— start RECORDS PROVIDED —

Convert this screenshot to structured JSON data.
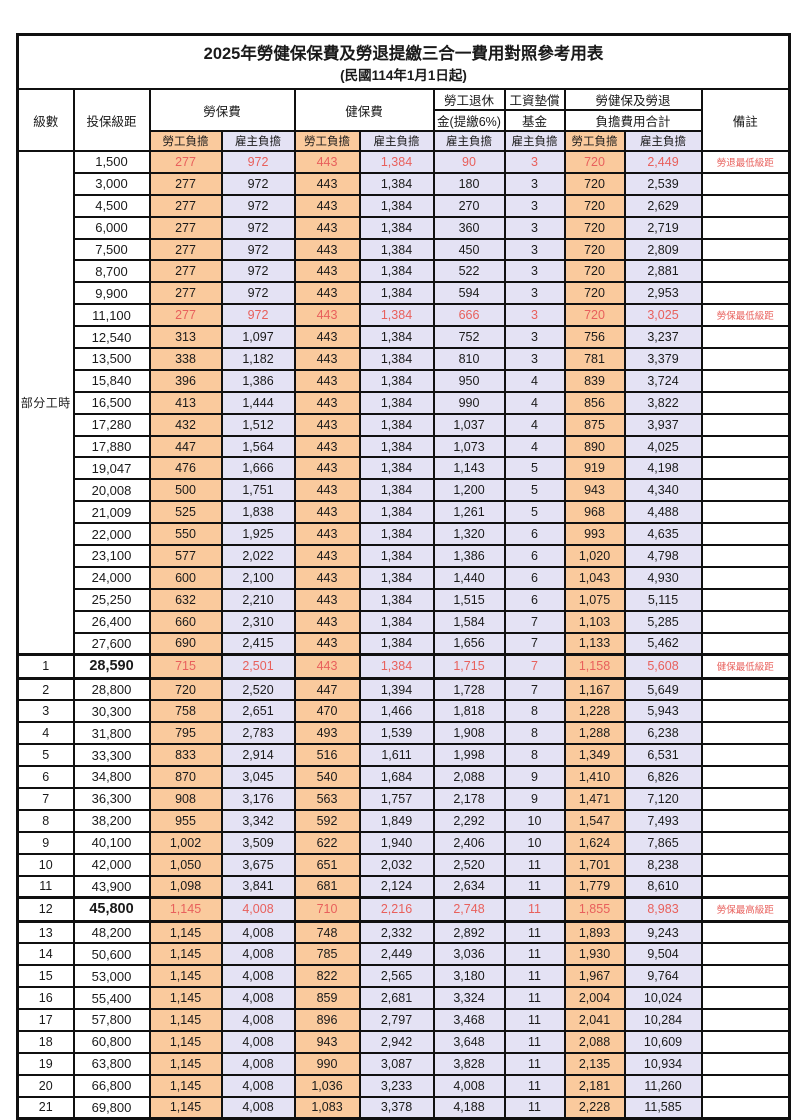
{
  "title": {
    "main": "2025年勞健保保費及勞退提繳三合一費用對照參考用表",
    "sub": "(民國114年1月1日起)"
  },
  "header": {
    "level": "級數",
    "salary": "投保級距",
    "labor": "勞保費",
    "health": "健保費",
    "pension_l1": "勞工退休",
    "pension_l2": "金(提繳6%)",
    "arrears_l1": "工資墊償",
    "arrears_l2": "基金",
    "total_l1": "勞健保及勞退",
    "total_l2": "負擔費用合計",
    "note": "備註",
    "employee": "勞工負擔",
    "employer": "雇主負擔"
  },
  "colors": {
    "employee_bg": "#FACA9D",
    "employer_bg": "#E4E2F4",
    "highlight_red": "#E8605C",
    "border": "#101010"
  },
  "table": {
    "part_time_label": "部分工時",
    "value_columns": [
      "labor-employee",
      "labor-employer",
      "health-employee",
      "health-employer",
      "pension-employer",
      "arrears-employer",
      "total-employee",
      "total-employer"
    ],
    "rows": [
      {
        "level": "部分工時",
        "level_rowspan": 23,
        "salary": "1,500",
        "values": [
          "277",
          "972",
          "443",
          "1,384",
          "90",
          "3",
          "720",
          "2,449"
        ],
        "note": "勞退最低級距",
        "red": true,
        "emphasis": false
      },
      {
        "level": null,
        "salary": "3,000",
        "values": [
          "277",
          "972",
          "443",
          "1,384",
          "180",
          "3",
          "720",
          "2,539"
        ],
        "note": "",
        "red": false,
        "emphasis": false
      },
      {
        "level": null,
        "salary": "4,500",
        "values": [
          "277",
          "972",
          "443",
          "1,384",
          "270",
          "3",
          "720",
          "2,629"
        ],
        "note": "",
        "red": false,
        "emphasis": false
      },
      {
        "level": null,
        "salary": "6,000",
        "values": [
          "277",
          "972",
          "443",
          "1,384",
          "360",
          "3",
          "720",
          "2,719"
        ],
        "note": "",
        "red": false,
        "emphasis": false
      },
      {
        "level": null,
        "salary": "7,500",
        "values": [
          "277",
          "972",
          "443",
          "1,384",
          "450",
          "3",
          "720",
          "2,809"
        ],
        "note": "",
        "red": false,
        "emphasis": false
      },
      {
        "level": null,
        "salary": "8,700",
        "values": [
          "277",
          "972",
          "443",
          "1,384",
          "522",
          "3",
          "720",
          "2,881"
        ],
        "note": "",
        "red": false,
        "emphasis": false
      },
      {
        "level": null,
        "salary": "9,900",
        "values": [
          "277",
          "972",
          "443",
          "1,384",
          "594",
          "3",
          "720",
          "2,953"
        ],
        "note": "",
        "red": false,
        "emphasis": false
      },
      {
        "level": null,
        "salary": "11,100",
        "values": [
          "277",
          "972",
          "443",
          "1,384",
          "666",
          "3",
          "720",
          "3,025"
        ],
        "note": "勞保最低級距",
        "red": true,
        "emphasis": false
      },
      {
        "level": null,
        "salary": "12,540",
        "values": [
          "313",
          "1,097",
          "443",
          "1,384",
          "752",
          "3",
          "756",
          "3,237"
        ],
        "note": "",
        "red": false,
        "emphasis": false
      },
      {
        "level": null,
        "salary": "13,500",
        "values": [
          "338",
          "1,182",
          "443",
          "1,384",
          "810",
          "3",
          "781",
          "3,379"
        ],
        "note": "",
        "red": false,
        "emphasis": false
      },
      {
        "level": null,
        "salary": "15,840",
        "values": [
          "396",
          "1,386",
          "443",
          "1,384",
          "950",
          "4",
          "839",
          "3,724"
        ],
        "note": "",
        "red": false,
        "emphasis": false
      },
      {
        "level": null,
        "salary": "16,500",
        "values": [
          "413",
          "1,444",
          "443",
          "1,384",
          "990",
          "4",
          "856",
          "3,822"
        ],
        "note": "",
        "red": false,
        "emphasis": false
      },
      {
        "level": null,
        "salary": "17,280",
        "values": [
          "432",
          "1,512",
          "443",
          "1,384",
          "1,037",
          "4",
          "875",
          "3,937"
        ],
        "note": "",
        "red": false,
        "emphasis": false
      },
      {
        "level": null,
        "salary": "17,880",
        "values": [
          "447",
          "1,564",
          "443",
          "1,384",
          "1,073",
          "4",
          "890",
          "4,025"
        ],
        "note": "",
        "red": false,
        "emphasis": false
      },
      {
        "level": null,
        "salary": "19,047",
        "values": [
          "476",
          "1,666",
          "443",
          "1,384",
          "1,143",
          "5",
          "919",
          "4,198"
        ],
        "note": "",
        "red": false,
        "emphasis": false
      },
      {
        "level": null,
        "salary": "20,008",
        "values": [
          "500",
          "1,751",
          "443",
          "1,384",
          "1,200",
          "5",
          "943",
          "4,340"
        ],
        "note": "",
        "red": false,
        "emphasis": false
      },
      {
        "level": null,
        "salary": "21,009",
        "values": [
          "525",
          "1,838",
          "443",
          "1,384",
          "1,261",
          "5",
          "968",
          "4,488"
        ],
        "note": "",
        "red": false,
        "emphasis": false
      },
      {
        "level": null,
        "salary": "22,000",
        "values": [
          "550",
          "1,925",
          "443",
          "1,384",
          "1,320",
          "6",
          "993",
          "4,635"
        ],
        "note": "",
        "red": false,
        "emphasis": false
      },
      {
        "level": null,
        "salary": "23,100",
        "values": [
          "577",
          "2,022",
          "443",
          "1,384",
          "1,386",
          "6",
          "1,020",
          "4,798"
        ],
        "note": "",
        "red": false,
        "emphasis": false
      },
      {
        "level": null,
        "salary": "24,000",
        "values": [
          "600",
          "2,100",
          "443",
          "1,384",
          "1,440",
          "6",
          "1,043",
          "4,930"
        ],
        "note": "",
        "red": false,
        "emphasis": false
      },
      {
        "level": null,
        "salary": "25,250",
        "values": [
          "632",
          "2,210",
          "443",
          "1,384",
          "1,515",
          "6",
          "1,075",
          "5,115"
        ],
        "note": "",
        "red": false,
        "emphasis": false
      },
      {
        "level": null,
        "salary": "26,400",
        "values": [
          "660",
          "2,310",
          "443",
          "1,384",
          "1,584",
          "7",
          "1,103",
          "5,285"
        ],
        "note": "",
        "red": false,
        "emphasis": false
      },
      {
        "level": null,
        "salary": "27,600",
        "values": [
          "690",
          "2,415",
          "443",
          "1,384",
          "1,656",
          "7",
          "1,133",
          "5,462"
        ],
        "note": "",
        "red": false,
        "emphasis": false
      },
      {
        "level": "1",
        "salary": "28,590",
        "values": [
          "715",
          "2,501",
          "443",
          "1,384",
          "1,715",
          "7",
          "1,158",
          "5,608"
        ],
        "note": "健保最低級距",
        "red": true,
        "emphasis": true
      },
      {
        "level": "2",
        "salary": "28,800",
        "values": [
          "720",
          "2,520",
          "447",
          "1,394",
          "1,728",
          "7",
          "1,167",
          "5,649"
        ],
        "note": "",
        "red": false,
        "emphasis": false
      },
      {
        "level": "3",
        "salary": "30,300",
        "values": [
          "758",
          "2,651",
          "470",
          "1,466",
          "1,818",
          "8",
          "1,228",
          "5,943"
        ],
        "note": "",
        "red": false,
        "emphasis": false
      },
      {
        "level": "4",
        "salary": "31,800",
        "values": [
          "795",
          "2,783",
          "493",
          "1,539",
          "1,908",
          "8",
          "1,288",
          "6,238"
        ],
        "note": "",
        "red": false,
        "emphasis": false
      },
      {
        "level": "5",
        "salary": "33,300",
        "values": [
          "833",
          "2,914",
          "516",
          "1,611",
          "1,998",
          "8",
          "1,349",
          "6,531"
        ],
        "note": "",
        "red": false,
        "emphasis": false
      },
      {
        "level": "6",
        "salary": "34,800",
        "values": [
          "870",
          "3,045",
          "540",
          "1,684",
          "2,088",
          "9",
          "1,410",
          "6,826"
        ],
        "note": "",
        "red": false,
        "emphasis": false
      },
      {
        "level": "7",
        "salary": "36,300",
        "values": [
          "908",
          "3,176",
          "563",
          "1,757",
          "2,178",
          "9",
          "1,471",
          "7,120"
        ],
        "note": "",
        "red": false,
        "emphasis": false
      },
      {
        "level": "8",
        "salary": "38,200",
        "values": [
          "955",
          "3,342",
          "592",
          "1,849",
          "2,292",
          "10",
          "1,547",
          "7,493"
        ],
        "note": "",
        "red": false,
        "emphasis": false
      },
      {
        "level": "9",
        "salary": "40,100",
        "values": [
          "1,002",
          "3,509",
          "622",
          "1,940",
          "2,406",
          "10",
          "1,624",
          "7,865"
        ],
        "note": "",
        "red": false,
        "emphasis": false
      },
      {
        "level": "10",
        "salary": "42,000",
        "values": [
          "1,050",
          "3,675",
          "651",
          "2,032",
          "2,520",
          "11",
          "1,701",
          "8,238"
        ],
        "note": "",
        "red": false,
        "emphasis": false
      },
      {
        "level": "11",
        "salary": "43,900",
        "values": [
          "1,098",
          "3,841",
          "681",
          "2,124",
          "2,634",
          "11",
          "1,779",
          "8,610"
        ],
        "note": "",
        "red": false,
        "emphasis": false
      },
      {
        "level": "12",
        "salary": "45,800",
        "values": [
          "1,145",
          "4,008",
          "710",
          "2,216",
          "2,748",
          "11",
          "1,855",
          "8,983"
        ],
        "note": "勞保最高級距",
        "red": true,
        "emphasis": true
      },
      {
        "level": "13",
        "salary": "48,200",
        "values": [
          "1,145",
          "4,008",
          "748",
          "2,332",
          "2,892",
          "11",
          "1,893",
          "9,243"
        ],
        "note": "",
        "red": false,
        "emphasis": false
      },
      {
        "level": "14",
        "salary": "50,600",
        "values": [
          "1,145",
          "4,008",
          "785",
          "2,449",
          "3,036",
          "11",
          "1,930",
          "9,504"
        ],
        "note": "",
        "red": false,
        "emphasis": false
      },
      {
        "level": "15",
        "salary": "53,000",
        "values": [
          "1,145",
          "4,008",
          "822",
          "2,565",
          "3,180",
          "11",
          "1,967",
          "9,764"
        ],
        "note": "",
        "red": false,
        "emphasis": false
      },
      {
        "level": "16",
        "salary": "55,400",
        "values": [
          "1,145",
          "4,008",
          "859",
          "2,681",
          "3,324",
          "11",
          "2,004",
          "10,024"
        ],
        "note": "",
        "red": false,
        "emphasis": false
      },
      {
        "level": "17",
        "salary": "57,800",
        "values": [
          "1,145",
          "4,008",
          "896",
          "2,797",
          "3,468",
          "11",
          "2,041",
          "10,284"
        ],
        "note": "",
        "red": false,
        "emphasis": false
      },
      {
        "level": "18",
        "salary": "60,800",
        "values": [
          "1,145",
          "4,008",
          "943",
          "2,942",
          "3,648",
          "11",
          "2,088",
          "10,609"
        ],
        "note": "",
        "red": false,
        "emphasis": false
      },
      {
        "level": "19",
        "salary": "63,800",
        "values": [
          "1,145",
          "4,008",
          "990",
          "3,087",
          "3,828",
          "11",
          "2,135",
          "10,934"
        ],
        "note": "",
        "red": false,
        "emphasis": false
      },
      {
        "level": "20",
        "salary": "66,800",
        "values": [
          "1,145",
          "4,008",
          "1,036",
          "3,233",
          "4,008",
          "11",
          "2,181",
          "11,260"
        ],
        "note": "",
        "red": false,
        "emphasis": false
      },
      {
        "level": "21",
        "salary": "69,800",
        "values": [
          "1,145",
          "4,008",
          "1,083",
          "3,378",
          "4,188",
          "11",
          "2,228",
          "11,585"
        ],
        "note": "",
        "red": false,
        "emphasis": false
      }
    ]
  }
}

— end RECORDS PROVIDED —

PROBLEM STATEMENT => Return each line in the records that holds the string "labor".

EXERCISE RESULT =>
    "labor": "勞保費",
      "labor-employee",
      "labor-employer",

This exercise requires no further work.